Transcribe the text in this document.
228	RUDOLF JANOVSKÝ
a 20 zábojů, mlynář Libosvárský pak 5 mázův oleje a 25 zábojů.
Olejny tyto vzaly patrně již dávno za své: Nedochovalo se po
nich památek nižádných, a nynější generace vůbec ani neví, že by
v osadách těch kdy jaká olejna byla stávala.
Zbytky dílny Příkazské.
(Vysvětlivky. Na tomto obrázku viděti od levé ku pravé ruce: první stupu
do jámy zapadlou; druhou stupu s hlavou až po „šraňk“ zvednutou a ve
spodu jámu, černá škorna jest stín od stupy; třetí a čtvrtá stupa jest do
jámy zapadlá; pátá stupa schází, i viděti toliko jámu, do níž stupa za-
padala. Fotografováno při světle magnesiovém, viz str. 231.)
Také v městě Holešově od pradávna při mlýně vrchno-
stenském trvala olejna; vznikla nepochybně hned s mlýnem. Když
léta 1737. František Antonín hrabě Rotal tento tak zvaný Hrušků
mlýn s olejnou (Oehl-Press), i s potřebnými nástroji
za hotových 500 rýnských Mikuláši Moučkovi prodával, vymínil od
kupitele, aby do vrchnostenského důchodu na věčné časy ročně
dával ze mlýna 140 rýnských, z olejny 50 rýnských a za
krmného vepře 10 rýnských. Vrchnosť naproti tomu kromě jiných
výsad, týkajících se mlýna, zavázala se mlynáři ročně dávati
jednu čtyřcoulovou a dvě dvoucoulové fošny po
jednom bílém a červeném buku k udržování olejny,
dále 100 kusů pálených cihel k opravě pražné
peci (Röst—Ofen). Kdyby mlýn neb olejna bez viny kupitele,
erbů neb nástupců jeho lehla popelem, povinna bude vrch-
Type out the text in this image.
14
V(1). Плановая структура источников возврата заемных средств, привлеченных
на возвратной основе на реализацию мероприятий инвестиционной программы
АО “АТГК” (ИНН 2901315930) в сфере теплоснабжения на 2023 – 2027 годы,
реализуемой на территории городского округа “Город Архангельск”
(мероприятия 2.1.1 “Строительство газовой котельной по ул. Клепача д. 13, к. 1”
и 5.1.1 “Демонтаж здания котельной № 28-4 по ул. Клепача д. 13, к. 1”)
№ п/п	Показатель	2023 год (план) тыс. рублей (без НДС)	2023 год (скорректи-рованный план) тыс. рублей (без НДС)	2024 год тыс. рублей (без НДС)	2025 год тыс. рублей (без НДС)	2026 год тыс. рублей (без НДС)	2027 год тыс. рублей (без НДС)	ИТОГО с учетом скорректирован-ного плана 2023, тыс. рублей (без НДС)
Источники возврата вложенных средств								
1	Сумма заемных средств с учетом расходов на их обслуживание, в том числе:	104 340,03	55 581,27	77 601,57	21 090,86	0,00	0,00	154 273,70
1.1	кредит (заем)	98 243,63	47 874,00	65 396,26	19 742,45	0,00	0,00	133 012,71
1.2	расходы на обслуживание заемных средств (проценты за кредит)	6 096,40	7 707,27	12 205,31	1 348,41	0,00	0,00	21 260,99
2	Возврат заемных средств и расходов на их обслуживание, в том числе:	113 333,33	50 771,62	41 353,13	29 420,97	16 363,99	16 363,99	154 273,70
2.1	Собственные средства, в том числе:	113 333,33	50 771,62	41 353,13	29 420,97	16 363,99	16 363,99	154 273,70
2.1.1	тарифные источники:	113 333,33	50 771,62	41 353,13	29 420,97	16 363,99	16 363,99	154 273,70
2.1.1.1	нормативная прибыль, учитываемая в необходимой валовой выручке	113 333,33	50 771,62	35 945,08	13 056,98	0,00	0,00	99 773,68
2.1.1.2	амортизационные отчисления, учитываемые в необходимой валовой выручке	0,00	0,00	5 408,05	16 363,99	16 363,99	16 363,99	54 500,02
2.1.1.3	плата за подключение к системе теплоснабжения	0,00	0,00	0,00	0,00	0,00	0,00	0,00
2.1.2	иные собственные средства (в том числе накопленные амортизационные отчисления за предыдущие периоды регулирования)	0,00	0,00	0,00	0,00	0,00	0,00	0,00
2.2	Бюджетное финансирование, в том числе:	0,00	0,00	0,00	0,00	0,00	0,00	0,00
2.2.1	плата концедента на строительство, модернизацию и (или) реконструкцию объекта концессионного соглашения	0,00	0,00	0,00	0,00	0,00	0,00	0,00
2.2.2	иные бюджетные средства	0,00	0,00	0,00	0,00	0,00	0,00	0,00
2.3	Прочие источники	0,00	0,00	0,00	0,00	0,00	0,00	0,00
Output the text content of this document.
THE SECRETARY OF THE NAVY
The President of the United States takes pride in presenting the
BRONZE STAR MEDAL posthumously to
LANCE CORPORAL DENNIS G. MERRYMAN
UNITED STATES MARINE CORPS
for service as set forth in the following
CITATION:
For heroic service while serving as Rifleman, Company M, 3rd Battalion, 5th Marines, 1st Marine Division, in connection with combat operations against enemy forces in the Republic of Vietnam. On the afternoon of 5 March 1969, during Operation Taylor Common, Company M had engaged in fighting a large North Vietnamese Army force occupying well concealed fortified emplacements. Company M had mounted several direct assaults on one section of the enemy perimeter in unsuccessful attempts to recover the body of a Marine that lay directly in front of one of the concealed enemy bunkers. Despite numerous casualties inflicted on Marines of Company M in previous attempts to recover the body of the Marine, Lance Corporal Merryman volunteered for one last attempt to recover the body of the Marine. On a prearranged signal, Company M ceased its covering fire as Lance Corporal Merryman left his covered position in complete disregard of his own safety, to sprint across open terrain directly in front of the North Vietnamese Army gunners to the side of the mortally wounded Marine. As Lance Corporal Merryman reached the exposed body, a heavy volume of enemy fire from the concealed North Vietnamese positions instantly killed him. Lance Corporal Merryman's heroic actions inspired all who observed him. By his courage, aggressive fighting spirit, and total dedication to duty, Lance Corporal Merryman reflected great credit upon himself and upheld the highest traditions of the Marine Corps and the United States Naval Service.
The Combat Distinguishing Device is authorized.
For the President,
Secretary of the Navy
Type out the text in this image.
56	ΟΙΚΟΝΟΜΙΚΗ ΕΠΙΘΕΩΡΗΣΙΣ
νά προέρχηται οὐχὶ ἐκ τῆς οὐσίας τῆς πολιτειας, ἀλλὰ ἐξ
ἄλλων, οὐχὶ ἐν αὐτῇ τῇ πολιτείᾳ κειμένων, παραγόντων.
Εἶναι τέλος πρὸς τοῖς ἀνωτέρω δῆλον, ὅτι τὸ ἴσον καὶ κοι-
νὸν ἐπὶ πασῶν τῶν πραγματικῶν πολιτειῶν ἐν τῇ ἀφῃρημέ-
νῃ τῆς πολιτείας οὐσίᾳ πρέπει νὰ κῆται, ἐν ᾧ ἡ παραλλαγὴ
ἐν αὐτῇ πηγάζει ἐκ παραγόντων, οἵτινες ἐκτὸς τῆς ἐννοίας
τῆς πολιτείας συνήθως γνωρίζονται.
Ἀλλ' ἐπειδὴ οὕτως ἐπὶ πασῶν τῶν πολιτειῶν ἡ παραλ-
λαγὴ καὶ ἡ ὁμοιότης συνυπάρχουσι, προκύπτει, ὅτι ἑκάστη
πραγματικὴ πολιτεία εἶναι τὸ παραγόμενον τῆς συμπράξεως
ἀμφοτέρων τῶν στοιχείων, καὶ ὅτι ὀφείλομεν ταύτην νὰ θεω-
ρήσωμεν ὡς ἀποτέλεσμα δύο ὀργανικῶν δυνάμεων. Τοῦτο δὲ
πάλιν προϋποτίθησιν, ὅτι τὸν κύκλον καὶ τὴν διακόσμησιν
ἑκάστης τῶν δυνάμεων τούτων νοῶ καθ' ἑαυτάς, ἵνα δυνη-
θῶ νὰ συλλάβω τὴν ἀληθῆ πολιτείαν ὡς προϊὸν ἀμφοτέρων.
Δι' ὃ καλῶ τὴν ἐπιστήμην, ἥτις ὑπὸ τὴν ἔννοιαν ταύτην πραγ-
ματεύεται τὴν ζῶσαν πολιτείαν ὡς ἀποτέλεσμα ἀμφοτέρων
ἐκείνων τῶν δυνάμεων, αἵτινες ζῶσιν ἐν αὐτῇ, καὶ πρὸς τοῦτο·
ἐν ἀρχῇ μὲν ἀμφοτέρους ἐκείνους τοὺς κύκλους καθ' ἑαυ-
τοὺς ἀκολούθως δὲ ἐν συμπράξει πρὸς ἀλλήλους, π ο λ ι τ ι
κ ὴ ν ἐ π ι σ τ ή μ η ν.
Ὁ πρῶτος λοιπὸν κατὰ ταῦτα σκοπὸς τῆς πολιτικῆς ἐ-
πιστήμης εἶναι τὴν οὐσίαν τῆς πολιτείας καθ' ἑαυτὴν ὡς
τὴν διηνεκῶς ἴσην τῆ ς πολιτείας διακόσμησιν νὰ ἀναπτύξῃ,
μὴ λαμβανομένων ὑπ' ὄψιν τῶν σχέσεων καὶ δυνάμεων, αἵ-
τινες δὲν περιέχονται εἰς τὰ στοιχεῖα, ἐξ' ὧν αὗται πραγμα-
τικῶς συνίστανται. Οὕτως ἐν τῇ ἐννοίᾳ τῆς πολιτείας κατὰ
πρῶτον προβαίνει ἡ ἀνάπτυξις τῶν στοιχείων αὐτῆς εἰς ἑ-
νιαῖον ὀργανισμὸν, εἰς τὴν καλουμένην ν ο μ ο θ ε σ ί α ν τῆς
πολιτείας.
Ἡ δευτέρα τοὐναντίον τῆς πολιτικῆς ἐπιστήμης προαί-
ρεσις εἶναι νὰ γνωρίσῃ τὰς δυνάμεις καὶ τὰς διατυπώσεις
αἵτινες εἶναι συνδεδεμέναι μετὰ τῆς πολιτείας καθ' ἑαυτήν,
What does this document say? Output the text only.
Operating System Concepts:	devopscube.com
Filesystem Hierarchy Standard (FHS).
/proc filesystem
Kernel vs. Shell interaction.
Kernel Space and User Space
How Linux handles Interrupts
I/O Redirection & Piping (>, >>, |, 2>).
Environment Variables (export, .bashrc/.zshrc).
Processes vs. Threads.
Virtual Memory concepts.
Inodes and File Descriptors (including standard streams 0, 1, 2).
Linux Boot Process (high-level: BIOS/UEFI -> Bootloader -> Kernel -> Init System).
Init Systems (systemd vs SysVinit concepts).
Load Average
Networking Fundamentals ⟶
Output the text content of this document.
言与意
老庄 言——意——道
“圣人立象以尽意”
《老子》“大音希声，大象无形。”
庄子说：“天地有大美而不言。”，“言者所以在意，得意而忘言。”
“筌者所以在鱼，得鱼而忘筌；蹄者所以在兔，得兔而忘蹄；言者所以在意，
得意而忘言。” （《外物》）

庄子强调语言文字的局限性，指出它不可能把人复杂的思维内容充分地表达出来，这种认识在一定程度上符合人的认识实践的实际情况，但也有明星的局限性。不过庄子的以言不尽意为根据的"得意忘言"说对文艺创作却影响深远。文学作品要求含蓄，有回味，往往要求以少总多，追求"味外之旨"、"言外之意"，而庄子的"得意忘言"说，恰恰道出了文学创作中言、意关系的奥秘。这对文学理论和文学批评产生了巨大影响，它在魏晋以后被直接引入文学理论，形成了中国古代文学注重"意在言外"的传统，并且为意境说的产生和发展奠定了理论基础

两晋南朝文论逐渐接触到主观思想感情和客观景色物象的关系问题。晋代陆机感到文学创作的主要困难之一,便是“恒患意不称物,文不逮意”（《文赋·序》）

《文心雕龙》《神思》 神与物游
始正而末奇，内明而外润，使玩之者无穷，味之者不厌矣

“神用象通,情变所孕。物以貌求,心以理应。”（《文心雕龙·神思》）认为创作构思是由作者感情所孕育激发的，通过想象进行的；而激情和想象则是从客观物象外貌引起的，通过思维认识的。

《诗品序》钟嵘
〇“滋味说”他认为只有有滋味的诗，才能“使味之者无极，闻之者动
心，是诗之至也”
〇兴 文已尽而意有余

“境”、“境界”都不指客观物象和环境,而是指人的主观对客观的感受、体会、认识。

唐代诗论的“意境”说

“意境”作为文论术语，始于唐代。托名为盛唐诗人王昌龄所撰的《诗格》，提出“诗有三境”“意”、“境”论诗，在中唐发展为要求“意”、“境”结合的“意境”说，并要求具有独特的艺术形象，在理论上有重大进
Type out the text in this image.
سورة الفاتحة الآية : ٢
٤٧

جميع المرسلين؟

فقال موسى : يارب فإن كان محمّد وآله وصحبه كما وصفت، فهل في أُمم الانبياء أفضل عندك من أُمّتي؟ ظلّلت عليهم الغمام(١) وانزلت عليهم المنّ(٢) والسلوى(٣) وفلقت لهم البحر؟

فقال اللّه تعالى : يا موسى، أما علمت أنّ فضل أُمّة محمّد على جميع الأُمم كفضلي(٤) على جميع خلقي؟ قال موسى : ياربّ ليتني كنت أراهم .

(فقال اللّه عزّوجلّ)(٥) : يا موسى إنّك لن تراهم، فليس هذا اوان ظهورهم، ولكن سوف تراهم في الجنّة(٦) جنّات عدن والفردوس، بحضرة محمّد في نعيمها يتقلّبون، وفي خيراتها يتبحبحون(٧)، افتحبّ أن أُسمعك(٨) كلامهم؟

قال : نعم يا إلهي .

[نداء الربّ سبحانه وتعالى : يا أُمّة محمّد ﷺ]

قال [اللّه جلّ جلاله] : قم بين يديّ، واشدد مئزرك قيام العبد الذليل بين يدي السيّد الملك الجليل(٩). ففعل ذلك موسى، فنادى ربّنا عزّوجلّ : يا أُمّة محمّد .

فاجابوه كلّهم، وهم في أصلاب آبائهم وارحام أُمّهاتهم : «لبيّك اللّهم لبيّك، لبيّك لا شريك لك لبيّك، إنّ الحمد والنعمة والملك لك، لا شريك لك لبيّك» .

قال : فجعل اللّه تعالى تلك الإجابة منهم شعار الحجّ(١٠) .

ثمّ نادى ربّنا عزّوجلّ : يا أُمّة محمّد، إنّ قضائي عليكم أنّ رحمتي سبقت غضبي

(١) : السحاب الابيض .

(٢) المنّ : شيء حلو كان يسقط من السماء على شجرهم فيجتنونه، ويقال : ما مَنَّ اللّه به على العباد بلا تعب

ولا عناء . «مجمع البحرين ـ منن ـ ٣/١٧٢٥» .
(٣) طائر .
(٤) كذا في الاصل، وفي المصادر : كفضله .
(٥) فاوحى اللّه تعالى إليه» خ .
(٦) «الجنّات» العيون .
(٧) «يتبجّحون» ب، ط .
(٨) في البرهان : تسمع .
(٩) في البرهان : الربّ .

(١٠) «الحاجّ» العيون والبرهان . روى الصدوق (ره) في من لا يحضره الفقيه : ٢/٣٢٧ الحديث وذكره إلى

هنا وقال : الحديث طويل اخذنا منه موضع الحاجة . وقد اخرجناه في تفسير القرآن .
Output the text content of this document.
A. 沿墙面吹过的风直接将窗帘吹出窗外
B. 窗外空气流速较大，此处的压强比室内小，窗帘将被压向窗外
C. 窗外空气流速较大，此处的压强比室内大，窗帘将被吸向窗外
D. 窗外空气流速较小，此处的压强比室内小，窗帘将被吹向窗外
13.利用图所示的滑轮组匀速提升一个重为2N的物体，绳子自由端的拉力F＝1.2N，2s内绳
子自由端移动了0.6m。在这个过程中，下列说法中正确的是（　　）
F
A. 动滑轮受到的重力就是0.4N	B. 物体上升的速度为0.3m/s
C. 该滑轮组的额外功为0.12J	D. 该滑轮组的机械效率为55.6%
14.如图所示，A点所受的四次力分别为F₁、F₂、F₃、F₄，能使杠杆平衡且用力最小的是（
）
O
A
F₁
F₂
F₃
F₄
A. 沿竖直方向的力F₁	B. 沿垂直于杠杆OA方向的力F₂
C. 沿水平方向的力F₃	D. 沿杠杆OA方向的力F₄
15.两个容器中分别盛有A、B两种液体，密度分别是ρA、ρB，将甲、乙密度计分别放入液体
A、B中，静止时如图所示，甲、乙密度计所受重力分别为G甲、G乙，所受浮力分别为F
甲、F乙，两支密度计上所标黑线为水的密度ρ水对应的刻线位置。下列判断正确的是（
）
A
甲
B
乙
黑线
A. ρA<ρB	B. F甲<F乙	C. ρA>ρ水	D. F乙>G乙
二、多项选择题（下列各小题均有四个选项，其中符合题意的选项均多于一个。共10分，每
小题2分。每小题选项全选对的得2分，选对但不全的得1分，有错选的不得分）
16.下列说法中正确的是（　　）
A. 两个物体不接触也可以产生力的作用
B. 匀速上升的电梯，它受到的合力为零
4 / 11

◆ ◆ ◆ ◆ ◆

* _Exercise aim_:
List all lines above in which the string "下列说法中正确的是" appears.

* _Output of the task_:
子自由端移动了0.6m。在这个过程中，下列说法中正确的是（　　）
16.下列说法中正确的是（　　）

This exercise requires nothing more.